### PROBLEM TO WORK ON
The entries below should be given again exactly, minus their pictures.

(Stored entries)
———

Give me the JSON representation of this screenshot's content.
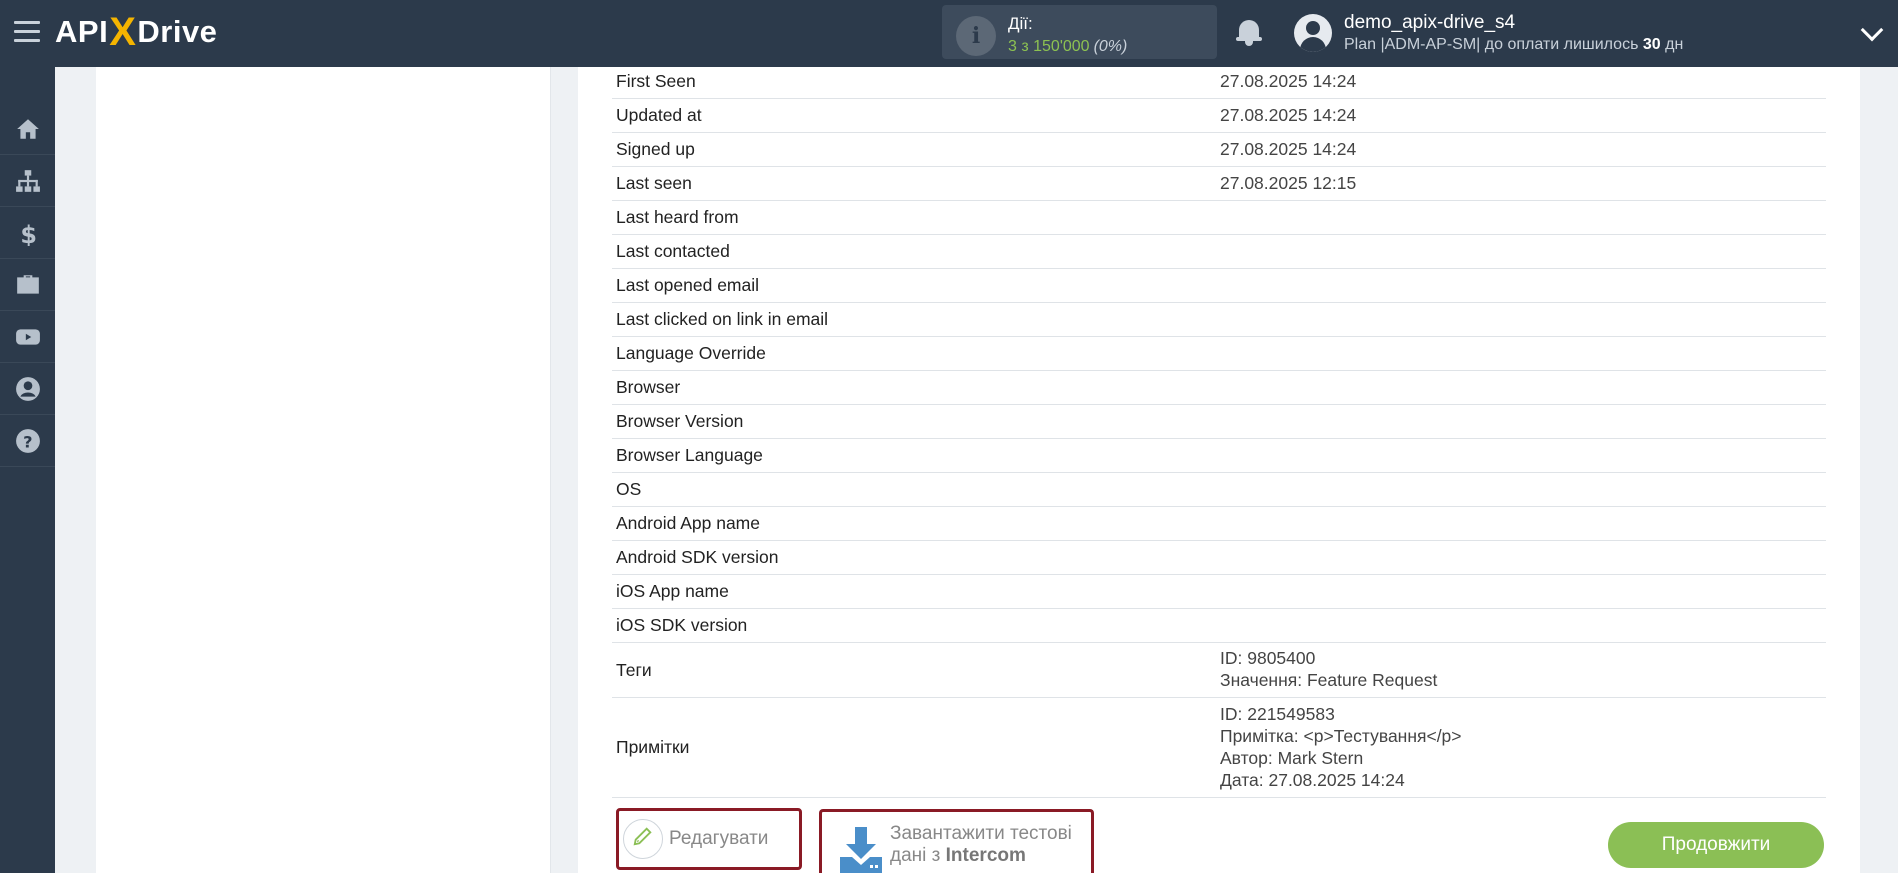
{
  "header": {
    "logo_api": "API",
    "logo_x": "X",
    "logo_drive": "Drive",
    "actions_label": "Дії:",
    "actions_value": "3 з 150'000",
    "actions_percent": "(0%)",
    "username": "demo_apix-drive_s4",
    "plan_prefix": "Plan |ADM-AP-SM| до оплати лишилось ",
    "plan_days": "30",
    "plan_suffix": " дн"
  },
  "sidebar": {
    "items": [
      "home-icon",
      "sitemap-icon",
      "dollar-icon",
      "briefcase-icon",
      "youtube-icon",
      "user-icon",
      "help-icon"
    ]
  },
  "rows": [
    {
      "key": "First Seen",
      "value": "27.08.2025 14:24"
    },
    {
      "key": "Updated at",
      "value": "27.08.2025 14:24"
    },
    {
      "key": "Signed up",
      "value": "27.08.2025 14:24"
    },
    {
      "key": "Last seen",
      "value": "27.08.2025 12:15"
    },
    {
      "key": "Last heard from",
      "value": ""
    },
    {
      "key": "Last contacted",
      "value": ""
    },
    {
      "key": "Last opened email",
      "value": ""
    },
    {
      "key": "Last clicked on link in email",
      "value": ""
    },
    {
      "key": "Language Override",
      "value": ""
    },
    {
      "key": "Browser",
      "value": ""
    },
    {
      "key": "Browser Version",
      "value": ""
    },
    {
      "key": "Browser Language",
      "value": ""
    },
    {
      "key": "OS",
      "value": ""
    },
    {
      "key": "Android App name",
      "value": ""
    },
    {
      "key": "Android SDK version",
      "value": ""
    },
    {
      "key": "iOS App name",
      "value": ""
    },
    {
      "key": "iOS SDK version",
      "value": ""
    }
  ],
  "tags": {
    "key": "Теги",
    "lines": [
      "ID: 9805400",
      "Значення: Feature Request"
    ]
  },
  "notes": {
    "key": "Примітки",
    "lines": [
      "ID: 221549583",
      "Примітка: <p>Тестування</p>",
      "Автор: Mark Stern",
      "Дата: 27.08.2025 14:24"
    ]
  },
  "buttons": {
    "edit": "Редагувати",
    "load_line1": "Завантажити тестові",
    "load_line2_prefix": "дані з ",
    "load_line2_bold": "Intercom",
    "continue": "Продовжити"
  },
  "colors": {
    "topbar": "#2c3a4b",
    "accent_green": "#8bbf55",
    "highlight_border": "#8a1a25",
    "logo_x": "#f4b400"
  }
}
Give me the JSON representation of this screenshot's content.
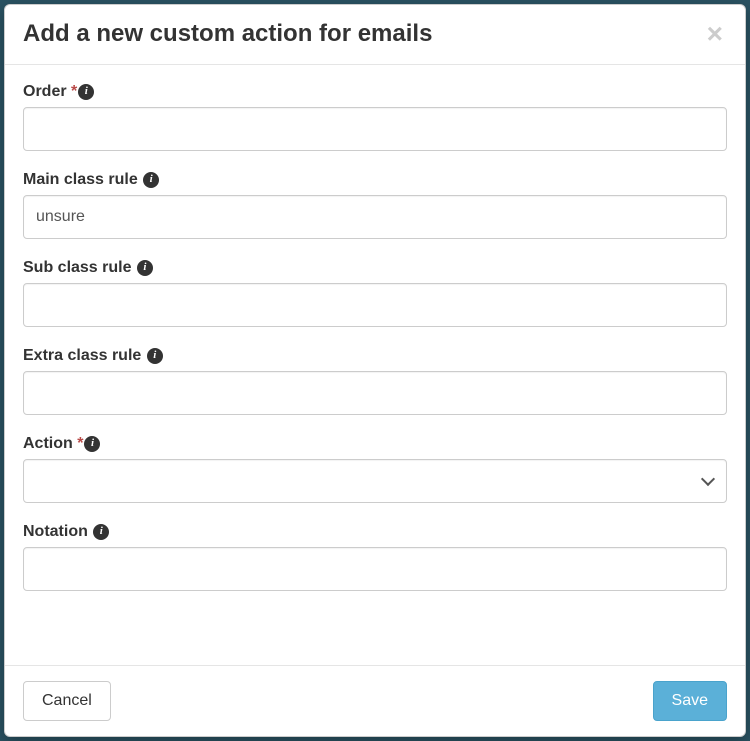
{
  "modal": {
    "title": "Add a new custom action for emails",
    "close_symbol": "×"
  },
  "fields": {
    "order": {
      "label": "Order",
      "required": true,
      "value": ""
    },
    "main_class_rule": {
      "label": "Main class rule",
      "required": false,
      "value": "unsure"
    },
    "sub_class_rule": {
      "label": "Sub class rule",
      "required": false,
      "value": ""
    },
    "extra_class_rule": {
      "label": "Extra class rule",
      "required": false,
      "value": ""
    },
    "action": {
      "label": "Action",
      "required": true,
      "value": ""
    },
    "notation": {
      "label": "Notation",
      "required": false,
      "value": ""
    }
  },
  "footer": {
    "cancel": "Cancel",
    "save": "Save"
  },
  "icons": {
    "info_glyph": "i"
  }
}
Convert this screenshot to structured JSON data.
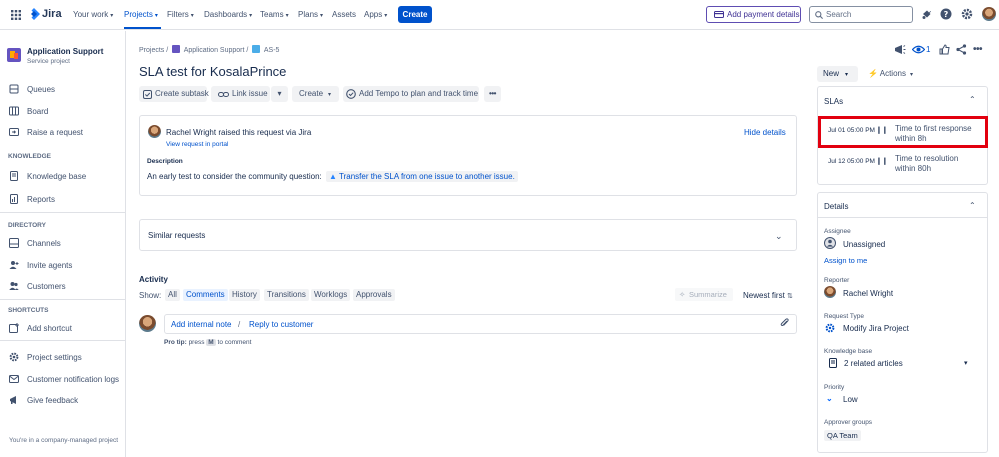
{
  "nav": {
    "logo": "Jira",
    "items": [
      "Your work",
      "Projects",
      "Filters",
      "Dashboards",
      "Teams",
      "Plans",
      "Assets",
      "Apps"
    ],
    "create": "Create",
    "payment": "Add payment details",
    "search_placeholder": "Search"
  },
  "sidebar": {
    "project_name": "Application Support",
    "project_type": "Service project",
    "items_top": [
      "Queues",
      "Board",
      "Raise a request"
    ],
    "knowledge_head": "KNOWLEDGE",
    "items_knowledge": [
      "Knowledge base",
      "Reports"
    ],
    "directory_head": "DIRECTORY",
    "items_directory": [
      "Channels",
      "Invite agents",
      "Customers"
    ],
    "shortcuts_head": "SHORTCUTS",
    "add_shortcut": "Add shortcut",
    "items_bottom": [
      "Project settings",
      "Customer notification logs",
      "Give feedback"
    ],
    "footer": "You're in a company-managed project"
  },
  "breadcrumb": {
    "projects": "Projects",
    "project": "Application Support",
    "issue": "AS-5",
    "sep": "/"
  },
  "issue": {
    "title": "SLA test for KosalaPrince",
    "watch_count": "1",
    "buttons": {
      "subtask": "Create subtask",
      "link": "Link issue",
      "create": "Create",
      "tempo": "Add Tempo to plan and track time"
    }
  },
  "request": {
    "reporter": "Rachel Wright",
    "raised_text": "raised this request via",
    "channel": "Jira",
    "view_portal": "View request in portal",
    "hide": "Hide details",
    "desc_label": "Description",
    "desc_text": "An early test to consider the community question:",
    "desc_link": "Transfer the SLA from one issue to another issue."
  },
  "similar": "Similar requests",
  "activity": {
    "title": "Activity",
    "show": "Show:",
    "tabs": [
      "All",
      "Comments",
      "History",
      "Transitions",
      "Worklogs",
      "Approvals"
    ],
    "summarize": "Summarize",
    "sort": "Newest first",
    "add_internal": "Add internal note",
    "slash": "/",
    "reply": "Reply to customer",
    "protip_label": "Pro tip:",
    "protip_press": "press",
    "protip_key": "M",
    "protip_rest": "to comment"
  },
  "status": {
    "label": "New",
    "actions": "Actions"
  },
  "slas": {
    "title": "SLAs",
    "items": [
      {
        "date": "Jul 01 05:00 PM",
        "name": "Time to first response within 8h"
      },
      {
        "date": "Jul 12 05:00 PM",
        "name": "Time to resolution within 80h"
      }
    ],
    "highlight_color": "#e2000f"
  },
  "details": {
    "title": "Details",
    "assignee_label": "Assignee",
    "assignee": "Unassigned",
    "assign_me": "Assign to me",
    "reporter_label": "Reporter",
    "reporter": "Rachel Wright",
    "request_type_label": "Request Type",
    "request_type": "Modify Jira Project",
    "kb_label": "Knowledge base",
    "kb": "2 related articles",
    "priority_label": "Priority",
    "priority": "Low",
    "approver_label": "Approver groups",
    "approver": "QA Team"
  }
}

———

### REPLY
Give me the JSON representation of this screenshot's content.
{
  "header": {
    "logo_api": "API",
    "logo_x": "X",
    "logo_drive": "Drive",
    "actions_label": "Дії:",
    "actions_value": "3 з 150'000",
    "actions_percent": "(0%)",
    "username": "demo_apix-drive_s4",
    "plan_prefix": "Plan |ADM-AP-SM| до оплати лишилось ",
    "plan_days": "30",
    "plan_suffix": " дн"
  },
  "sidebar": {
    "items": [
      "home-icon",
      "sitemap-icon",
      "dollar-icon",
      "briefcase-icon",
      "youtube-icon",
      "user-icon",
      "help-icon"
    ]
  },
  "rows": [
    {
      "key": "First Seen",
      "value": "27.08.2025 14:24"
    },
    {
      "key": "Updated at",
      "value": "27.08.2025 14:24"
    },
    {
      "key": "Signed up",
      "value": "27.08.2025 14:24"
    },
    {
      "key": "Last seen",
      "value": "27.08.2025 12:15"
    },
    {
      "key": "Last heard from",
      "value": ""
    },
    {
      "key": "Last contacted",
      "value": ""
    },
    {
      "key": "Last opened email",
      "value": ""
    },
    {
      "key": "Last clicked on link in email",
      "value": ""
    },
    {
      "key": "Language Override",
      "value": ""
    },
    {
      "key": "Browser",
      "value": ""
    },
    {
      "key": "Browser Version",
      "value": ""
    },
    {
      "key": "Browser Language",
      "value": ""
    },
    {
      "key": "OS",
      "value": ""
    },
    {
      "key": "Android App name",
      "value": ""
    },
    {
      "key": "Android SDK version",
      "value": ""
    },
    {
      "key": "iOS App name",
      "value": ""
    },
    {
      "key": "iOS SDK version",
      "value": ""
    }
  ],
  "tags": {
    "key": "Теги",
    "lines": [
      "ID: 9805400",
      "Значення: Feature Request"
    ]
  },
  "notes": {
    "key": "Примітки",
    "lines": [
      "ID: 221549583",
      "Примітка: <p>Тестування</p>",
      "Автор: Mark Stern",
      "Дата: 27.08.2025 14:24"
    ]
  },
  "buttons": {
    "edit": "Редагувати",
    "load_line1": "Завантажити тестові",
    "load_line2_prefix": "дані з ",
    "load_line2_bold": "Intercom",
    "continue": "Продовжити"
  },
  "colors": {
    "topbar": "#2c3a4b",
    "accent_green": "#8bbf55",
    "highlight_border": "#8a1a25",
    "logo_x": "#f4b400"
  }
}
Give me the JSON representation of this screenshot's content.
{
  "modal": {
    "title": "Add a new custom action for emails",
    "close_symbol": "×"
  },
  "fields": {
    "order": {
      "label": "Order",
      "required": true,
      "value": ""
    },
    "main_class_rule": {
      "label": "Main class rule",
      "required": false,
      "value": "unsure"
    },
    "sub_class_rule": {
      "label": "Sub class rule",
      "required": false,
      "value": ""
    },
    "extra_class_rule": {
      "label": "Extra class rule",
      "required": false,
      "value": ""
    },
    "action": {
      "label": "Action",
      "required": true,
      "value": ""
    },
    "notation": {
      "label": "Notation",
      "required": false,
      "value": ""
    }
  },
  "footer": {
    "cancel": "Cancel",
    "save": "Save"
  },
  "icons": {
    "info_glyph": "i"
  }
}
Convert this screenshot to structured JSON data.
{
  "nav": {
    "logo": "Jira",
    "items": [
      "Your work",
      "Projects",
      "Filters",
      "Dashboards",
      "Teams",
      "Plans",
      "Assets",
      "Apps"
    ],
    "create": "Create",
    "payment": "Add payment details",
    "search_placeholder": "Search"
  },
  "sidebar": {
    "project_name": "Application Support",
    "project_type": "Service project",
    "items_top": [
      "Queues",
      "Board",
      "Raise a request"
    ],
    "knowledge_head": "KNOWLEDGE",
    "items_knowledge": [
      "Knowledge base",
      "Reports"
    ],
    "directory_head": "DIRECTORY",
    "items_directory": [
      "Channels",
      "Invite agents",
      "Customers"
    ],
    "shortcuts_head": "SHORTCUTS",
    "add_shortcut": "Add shortcut",
    "items_bottom": [
      "Project settings",
      "Customer notification logs",
      "Give feedback"
    ],
    "footer": "You're in a company-managed project"
  },
  "breadcrumb": {
    "projects": "Projects",
    "project": "Application Support",
    "issue": "AS-5",
    "sep": "/"
  },
  "issue": {
    "title": "SLA test for KosalaPrince",
    "watch_count": "1",
    "buttons": {
      "subtask": "Create subtask",
      "link": "Link issue",
      "create": "Create",
      "tempo": "Add Tempo to plan and track time"
    }
  },
  "request": {
    "reporter": "Rachel Wright",
    "raised_text": "raised this request via",
    "channel": "Jira",
    "view_portal": "View request in portal",
    "hide": "Hide details",
    "desc_label": "Description",
    "desc_text": "An early test to consider the community question:",
    "desc_link": "Transfer the SLA from one issue to another issue."
  },
  "similar": "Similar requests",
  "activity": {
    "title": "Activity",
    "show": "Show:",
    "tabs": [
      "All",
      "Comments",
      "History",
      "Transitions",
      "Worklogs",
      "Approvals"
    ],
    "summarize": "Summarize",
    "sort": "Newest first",
    "add_internal": "Add internal note",
    "slash": "/",
    "reply": "Reply to customer",
    "protip_label": "Pro tip:",
    "protip_press": "press",
    "protip_key": "M",
    "protip_rest": "to comment"
  },
  "status": {
    "label": "New",
    "actions": "Actions"
  },
  "slas": {
    "title": "SLAs",
    "items": [
      {
        "date": "Jul 01 05:00 PM",
        "name": "Time to first response within 8h"
      },
      {
        "date": "Jul 12 05:00 PM",
        "name": "Time to resolution within 80h"
      }
    ],
    "highlight_color": "#e2000f"
  },
  "details": {
    "title": "Details",
    "assignee_label": "Assignee",
    "assignee": "Unassigned",
    "assign_me": "Assign to me",
    "reporter_label": "Reporter",
    "reporter": "Rachel Wright",
    "request_type_label": "Request Type",
    "request_type": "Modify Jira Project",
    "kb_label": "Knowledge base",
    "kb": "2 related articles",
    "priority_label": "Priority",
    "priority": "Low",
    "approver_label": "Approver groups",
    "approver": "QA Team"
  }
}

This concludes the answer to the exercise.